Input data:
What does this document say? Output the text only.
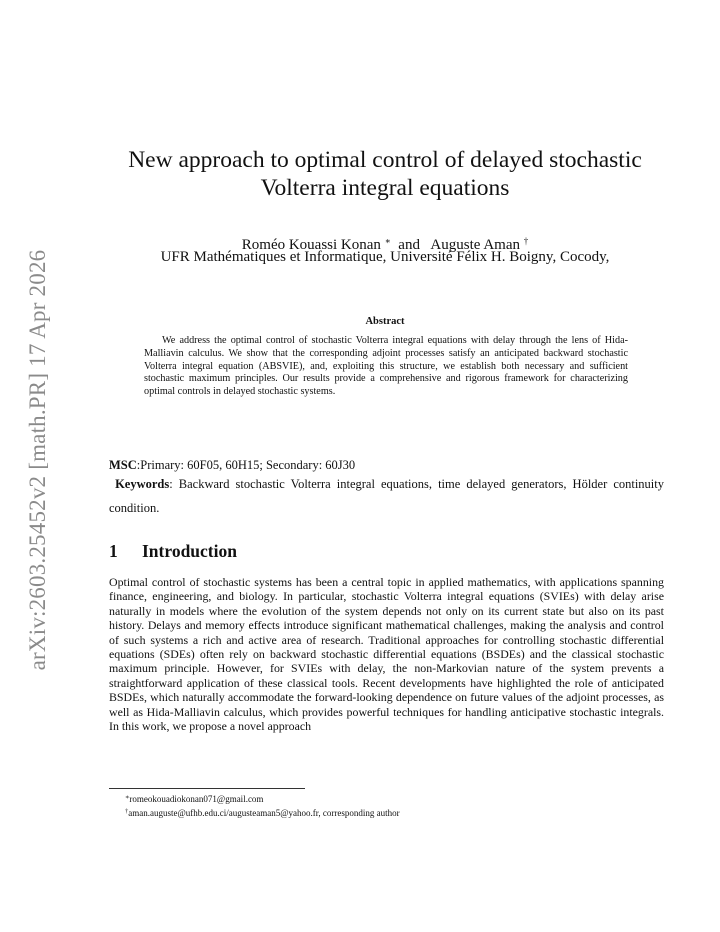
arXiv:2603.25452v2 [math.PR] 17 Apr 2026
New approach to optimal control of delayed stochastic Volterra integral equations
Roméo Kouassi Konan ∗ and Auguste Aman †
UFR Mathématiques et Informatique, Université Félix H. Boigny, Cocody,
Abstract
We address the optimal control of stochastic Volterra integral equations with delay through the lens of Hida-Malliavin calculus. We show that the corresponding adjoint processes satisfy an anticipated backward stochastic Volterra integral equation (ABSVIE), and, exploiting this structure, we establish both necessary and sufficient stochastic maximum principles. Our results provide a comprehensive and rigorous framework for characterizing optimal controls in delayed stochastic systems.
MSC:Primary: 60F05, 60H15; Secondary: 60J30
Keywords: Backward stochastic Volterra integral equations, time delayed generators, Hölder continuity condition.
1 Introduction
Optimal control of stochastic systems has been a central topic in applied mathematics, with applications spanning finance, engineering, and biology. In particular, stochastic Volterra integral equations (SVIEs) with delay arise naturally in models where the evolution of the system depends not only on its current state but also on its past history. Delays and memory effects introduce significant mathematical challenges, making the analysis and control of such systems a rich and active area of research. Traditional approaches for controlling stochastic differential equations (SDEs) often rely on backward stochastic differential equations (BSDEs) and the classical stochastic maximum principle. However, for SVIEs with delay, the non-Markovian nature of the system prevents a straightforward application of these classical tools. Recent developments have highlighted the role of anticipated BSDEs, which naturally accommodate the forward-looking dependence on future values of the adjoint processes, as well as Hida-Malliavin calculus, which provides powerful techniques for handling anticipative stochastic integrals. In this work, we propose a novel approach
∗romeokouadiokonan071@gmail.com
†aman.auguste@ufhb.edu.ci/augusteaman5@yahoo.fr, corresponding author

Task goal: Pictures don't belong in the copy. Restate all the entries exactly.

Finished answer:
What does this document say? Output the text only.
arXiv:2603.25452v2 [math.PR] 17 Apr 2026
New approach to optimal control of delayed stochastic Volterra integral equations
Roméo Kouassi Konan ∗ and Auguste Aman †
UFR Mathématiques et Informatique, Université Félix H. Boigny, Cocody,
Abstract
We address the optimal control of stochastic Volterra integral equations with delay through the lens of Hida-Malliavin calculus. We show that the corresponding adjoint processes satisfy an anticipated backward stochastic Volterra integral equation (ABSVIE), and, exploiting this structure, we establish both necessary and sufficient stochastic maximum principles. Our results provide a comprehensive and rigorous framework for characterizing optimal controls in delayed stochastic systems.
MSC:Primary: 60F05, 60H15; Secondary: 60J30
Keywords: Backward stochastic Volterra integral equations, time delayed generators, Hölder continuity condition.
1 Introduction
Optimal control of stochastic systems has been a central topic in applied mathematics, with applications spanning finance, engineering, and biology. In particular, stochastic Volterra integral equations (SVIEs) with delay arise naturally in models where the evolution of the system depends not only on its current state but also on its past history. Delays and memory effects introduce significant mathematical challenges, making the analysis and control of such systems a rich and active area of research. Traditional approaches for controlling stochastic differential equations (SDEs) often rely on backward stochastic differential equations (BSDEs) and the classical stochastic maximum principle. However, for SVIEs with delay, the non-Markovian nature of the system prevents a straightforward application of these classical tools. Recent developments have highlighted the role of anticipated BSDEs, which naturally accommodate the forward-looking dependence on future values of the adjoint processes, as well as Hida-Malliavin calculus, which provides powerful techniques for handling anticipative stochastic integrals. In this work, we propose a novel approach
∗romeokouadiokonan071@gmail.com
†aman.auguste@ufhb.edu.ci/augusteaman5@yahoo.fr, corresponding author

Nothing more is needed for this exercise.